What is being asked:
Leave out the images and repeat the listing below without a single change.
----- Records supplied
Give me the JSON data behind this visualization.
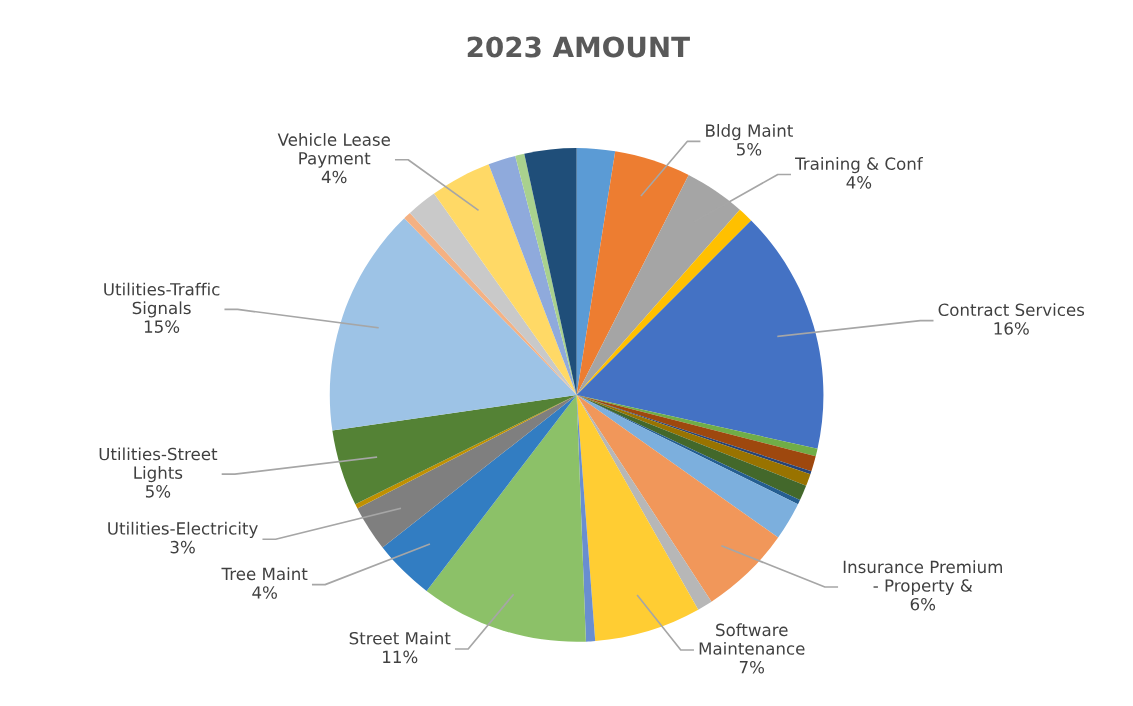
{
  "chart_data": {
    "type": "pie",
    "title": "2023 AMOUNT",
    "categories": [
      null,
      "Bldg Maint",
      "Training & Conf",
      null,
      "Contract Services",
      null,
      null,
      null,
      null,
      null,
      null,
      null,
      "Insurance Premium\n- Property &",
      null,
      "Software\nMaintenance",
      null,
      "Street Maint",
      "Tree Maint",
      "Utilities-Electricity",
      null,
      "Utilities-Street\nLights",
      "Utilities-Traffic\nSignals",
      null,
      null,
      "Vehicle Lease\nPayment",
      null,
      null,
      null
    ],
    "values": [
      2.5,
      5,
      4,
      1,
      16,
      0.5,
      1,
      0.2,
      0.8,
      1,
      0.3,
      2.5,
      6,
      1,
      7,
      0.6,
      11,
      4,
      3,
      0.3,
      5,
      15,
      0.5,
      2,
      4,
      1.8,
      0.6,
      3.4
    ],
    "value_labels": [
      null,
      "5%",
      "4%",
      null,
      "16%",
      null,
      null,
      null,
      null,
      null,
      null,
      null,
      "6%",
      null,
      "7%",
      null,
      "11%",
      "4%",
      "3%",
      null,
      "5%",
      "15%",
      null,
      null,
      "4%",
      null,
      null,
      null
    ],
    "colors": [
      "#5b9bd5",
      "#ed7d31",
      "#a5a5a5",
      "#ffc000",
      "#4472c4",
      "#70ad47",
      "#9e480e",
      "#264478",
      "#997300",
      "#43682b",
      "#255e91",
      "#7cafdd",
      "#f1975a",
      "#b7b7b7",
      "#ffcd33",
      "#698ed0",
      "#8cc168",
      "#327dc2",
      "#7f7f7f",
      "#bf9000",
      "#548235",
      "#9dc3e6",
      "#f4b183",
      "#c9c9c9",
      "#ffd966",
      "#8faadc",
      "#a9d18e",
      "#1f4e79"
    ]
  }
}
----------
Finished task:
Give me the JSON data behind this visualization.
{
  "chart_data": {
    "type": "pie",
    "title": "2023 AMOUNT",
    "categories": [
      null,
      "Bldg Maint",
      "Training & Conf",
      null,
      "Contract Services",
      null,
      null,
      null,
      null,
      null,
      null,
      null,
      "Insurance Premium\n- Property &",
      null,
      "Software\nMaintenance",
      null,
      "Street Maint",
      "Tree Maint",
      "Utilities-Electricity",
      null,
      "Utilities-Street\nLights",
      "Utilities-Traffic\nSignals",
      null,
      null,
      "Vehicle Lease\nPayment",
      null,
      null,
      null
    ],
    "values": [
      2.5,
      5,
      4,
      1,
      16,
      0.5,
      1,
      0.2,
      0.8,
      1,
      0.3,
      2.5,
      6,
      1,
      7,
      0.6,
      11,
      4,
      3,
      0.3,
      5,
      15,
      0.5,
      2,
      4,
      1.8,
      0.6,
      3.4
    ],
    "value_labels": [
      null,
      "5%",
      "4%",
      null,
      "16%",
      null,
      null,
      null,
      null,
      null,
      null,
      null,
      "6%",
      null,
      "7%",
      null,
      "11%",
      "4%",
      "3%",
      null,
      "5%",
      "15%",
      null,
      null,
      "4%",
      null,
      null,
      null
    ],
    "colors": [
      "#5b9bd5",
      "#ed7d31",
      "#a5a5a5",
      "#ffc000",
      "#4472c4",
      "#70ad47",
      "#9e480e",
      "#264478",
      "#997300",
      "#43682b",
      "#255e91",
      "#7cafdd",
      "#f1975a",
      "#b7b7b7",
      "#ffcd33",
      "#698ed0",
      "#8cc168",
      "#327dc2",
      "#7f7f7f",
      "#bf9000",
      "#548235",
      "#9dc3e6",
      "#f4b183",
      "#c9c9c9",
      "#ffd966",
      "#8faadc",
      "#a9d18e",
      "#1f4e79"
    ]
  }
}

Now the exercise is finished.